▶ [PROBLEM STATEMENT]:
Reproduce every record below exactly as it appears.

▶ [RECORDS PROVIDED]:
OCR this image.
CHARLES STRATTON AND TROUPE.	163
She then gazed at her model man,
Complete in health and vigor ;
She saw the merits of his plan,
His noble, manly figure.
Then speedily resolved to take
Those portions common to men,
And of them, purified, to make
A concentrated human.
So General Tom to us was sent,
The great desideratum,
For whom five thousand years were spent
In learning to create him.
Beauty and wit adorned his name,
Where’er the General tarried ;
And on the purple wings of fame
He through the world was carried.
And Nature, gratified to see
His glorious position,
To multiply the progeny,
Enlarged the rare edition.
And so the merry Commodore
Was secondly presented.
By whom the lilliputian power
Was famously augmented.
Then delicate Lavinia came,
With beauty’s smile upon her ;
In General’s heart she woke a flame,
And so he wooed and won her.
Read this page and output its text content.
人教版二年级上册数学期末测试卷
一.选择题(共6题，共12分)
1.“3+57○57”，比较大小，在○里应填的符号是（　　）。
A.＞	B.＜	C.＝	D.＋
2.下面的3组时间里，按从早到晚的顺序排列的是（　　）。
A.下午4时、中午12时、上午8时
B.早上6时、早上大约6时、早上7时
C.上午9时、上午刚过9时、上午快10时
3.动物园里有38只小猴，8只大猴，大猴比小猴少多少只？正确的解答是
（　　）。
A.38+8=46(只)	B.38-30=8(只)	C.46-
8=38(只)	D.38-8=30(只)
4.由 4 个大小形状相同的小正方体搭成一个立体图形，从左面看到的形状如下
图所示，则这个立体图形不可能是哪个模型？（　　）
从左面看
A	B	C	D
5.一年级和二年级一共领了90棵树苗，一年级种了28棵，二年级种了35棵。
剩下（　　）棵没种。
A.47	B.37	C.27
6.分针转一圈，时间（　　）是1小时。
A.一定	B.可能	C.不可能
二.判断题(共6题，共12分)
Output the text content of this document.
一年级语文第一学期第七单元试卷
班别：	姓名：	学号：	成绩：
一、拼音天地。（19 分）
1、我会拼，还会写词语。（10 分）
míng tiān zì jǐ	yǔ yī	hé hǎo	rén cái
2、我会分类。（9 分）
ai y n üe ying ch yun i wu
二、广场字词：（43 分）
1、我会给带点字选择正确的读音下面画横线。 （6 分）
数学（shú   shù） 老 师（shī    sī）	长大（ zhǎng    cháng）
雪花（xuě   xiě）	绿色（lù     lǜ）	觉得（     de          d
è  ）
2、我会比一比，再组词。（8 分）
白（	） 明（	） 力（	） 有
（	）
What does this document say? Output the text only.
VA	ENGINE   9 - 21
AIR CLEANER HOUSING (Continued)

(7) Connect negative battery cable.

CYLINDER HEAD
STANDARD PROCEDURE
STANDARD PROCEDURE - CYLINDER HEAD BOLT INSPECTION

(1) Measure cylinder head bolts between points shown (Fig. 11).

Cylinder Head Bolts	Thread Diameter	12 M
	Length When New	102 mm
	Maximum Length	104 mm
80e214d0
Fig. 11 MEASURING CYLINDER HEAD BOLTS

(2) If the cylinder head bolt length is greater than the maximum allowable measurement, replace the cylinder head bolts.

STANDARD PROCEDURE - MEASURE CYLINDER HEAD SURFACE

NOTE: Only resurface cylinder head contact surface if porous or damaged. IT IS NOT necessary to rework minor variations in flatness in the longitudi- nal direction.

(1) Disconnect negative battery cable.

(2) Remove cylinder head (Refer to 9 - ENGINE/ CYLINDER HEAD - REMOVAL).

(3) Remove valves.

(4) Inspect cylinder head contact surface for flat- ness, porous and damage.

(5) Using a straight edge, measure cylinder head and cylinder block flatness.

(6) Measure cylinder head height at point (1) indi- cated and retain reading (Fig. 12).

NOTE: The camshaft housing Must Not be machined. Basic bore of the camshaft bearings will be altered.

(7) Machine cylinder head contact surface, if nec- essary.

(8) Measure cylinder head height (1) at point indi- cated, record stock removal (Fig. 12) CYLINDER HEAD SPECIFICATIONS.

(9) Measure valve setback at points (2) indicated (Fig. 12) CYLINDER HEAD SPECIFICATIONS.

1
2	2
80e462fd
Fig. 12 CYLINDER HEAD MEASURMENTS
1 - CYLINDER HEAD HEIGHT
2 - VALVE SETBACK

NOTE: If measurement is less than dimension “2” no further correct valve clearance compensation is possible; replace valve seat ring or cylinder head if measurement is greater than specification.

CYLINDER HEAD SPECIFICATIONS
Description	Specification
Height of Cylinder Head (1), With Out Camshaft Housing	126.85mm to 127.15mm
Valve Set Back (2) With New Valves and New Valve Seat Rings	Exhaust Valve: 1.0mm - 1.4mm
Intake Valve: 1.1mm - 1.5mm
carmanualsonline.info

▶ [SOLUTION TO THE EXERCISE]:
OCR this image.
CHARLES STRATTON AND TROUPE.	163
She then gazed at her model man,
Complete in health and vigor ;
She saw the merits of his plan,
His noble, manly figure.
Then speedily resolved to take
Those portions common to men,
And of them, purified, to make
A concentrated human.
So General Tom to us was sent,
The great desideratum,
For whom five thousand years were spent
In learning to create him.
Beauty and wit adorned his name,
Where’er the General tarried ;
And on the purple wings of fame
He through the world was carried.
And Nature, gratified to see
His glorious position,
To multiply the progeny,
Enlarged the rare edition.
And so the merry Commodore
Was secondly presented.
By whom the lilliputian power
Was famously augmented.
Then delicate Lavinia came,
With beauty’s smile upon her ;
In General’s heart she woke a flame,
And so he wooed and won her.
Read this page and output its text content.
人教版二年级上册数学期末测试卷
一.选择题(共6题，共12分)
1.“3+57○57”，比较大小，在○里应填的符号是（　　）。
A.＞	B.＜	C.＝	D.＋
2.下面的3组时间里，按从早到晚的顺序排列的是（　　）。
A.下午4时、中午12时、上午8时
B.早上6时、早上大约6时、早上7时
C.上午9时、上午刚过9时、上午快10时
3.动物园里有38只小猴，8只大猴，大猴比小猴少多少只？正确的解答是
（　　）。
A.38+8=46(只)	B.38-30=8(只)	C.46-
8=38(只)	D.38-8=30(只)
4.由 4 个大小形状相同的小正方体搭成一个立体图形，从左面看到的形状如下
图所示，则这个立体图形不可能是哪个模型？（　　）
从左面看
A	B	C	D
5.一年级和二年级一共领了90棵树苗，一年级种了28棵，二年级种了35棵。
剩下（　　）棵没种。
A.47	B.37	C.27
6.分针转一圈，时间（　　）是1小时。
A.一定	B.可能	C.不可能
二.判断题(共6题，共12分)
Output the text content of this document.
一年级语文第一学期第七单元试卷
班别：	姓名：	学号：	成绩：
一、拼音天地。（19 分）
1、我会拼，还会写词语。（10 分）
míng tiān zì jǐ	yǔ yī	hé hǎo	rén cái
2、我会分类。（9 分）
ai y n üe ying ch yun i wu
二、广场字词：（43 分）
1、我会给带点字选择正确的读音下面画横线。 （6 分）
数学（shú   shù） 老 师（shī    sī）	长大（ zhǎng    cháng）
雪花（xuě   xiě）	绿色（lù     lǜ）	觉得（     de          d
è  ）
2、我会比一比，再组词。（8 分）
白（	） 明（	） 力（	） 有
（	）
What does this document say? Output the text only.
VA	ENGINE   9 - 21
AIR CLEANER HOUSING (Continued)

(7) Connect negative battery cable.

CYLINDER HEAD
STANDARD PROCEDURE
STANDARD PROCEDURE - CYLINDER HEAD BOLT INSPECTION

(1) Measure cylinder head bolts between points shown (Fig. 11).

Cylinder Head Bolts	Thread Diameter	12 M
	Length When New	102 mm
	Maximum Length	104 mm
80e214d0
Fig. 11 MEASURING CYLINDER HEAD BOLTS

(2) If the cylinder head bolt length is greater than the maximum allowable measurement, replace the cylinder head bolts.

STANDARD PROCEDURE - MEASURE CYLINDER HEAD SURFACE

NOTE: Only resurface cylinder head contact surface if porous or damaged. IT IS NOT necessary to rework minor variations in flatness in the longitudi- nal direction.

(1) Disconnect negative battery cable.

(2) Remove cylinder head (Refer to 9 - ENGINE/ CYLINDER HEAD - REMOVAL).

(3) Remove valves.

(4) Inspect cylinder head contact surface for flat- ness, porous and damage.

(5) Using a straight edge, measure cylinder head and cylinder block flatness.

(6) Measure cylinder head height at point (1) indi- cated and retain reading (Fig. 12).

NOTE: The camshaft housing Must Not be machined. Basic bore of the camshaft bearings will be altered.

(7) Machine cylinder head contact surface, if nec- essary.

(8) Measure cylinder head height (1) at point indi- cated, record stock removal (Fig. 12) CYLINDER HEAD SPECIFICATIONS.

(9) Measure valve setback at points (2) indicated (Fig. 12) CYLINDER HEAD SPECIFICATIONS.

1
2	2
80e462fd
Fig. 12 CYLINDER HEAD MEASURMENTS
1 - CYLINDER HEAD HEIGHT
2 - VALVE SETBACK

NOTE: If measurement is less than dimension “2” no further correct valve clearance compensation is possible; replace valve seat ring or cylinder head if measurement is greater than specification.

CYLINDER HEAD SPECIFICATIONS
Description	Specification
Height of Cylinder Head (1), With Out Camshaft Housing	126.85mm to 127.15mm
Valve Set Back (2) With New Valves and New Valve Seat Rings	Exhaust Valve: 1.0mm - 1.4mm
Intake Valve: 1.1mm - 1.5mm
carmanualsonline.info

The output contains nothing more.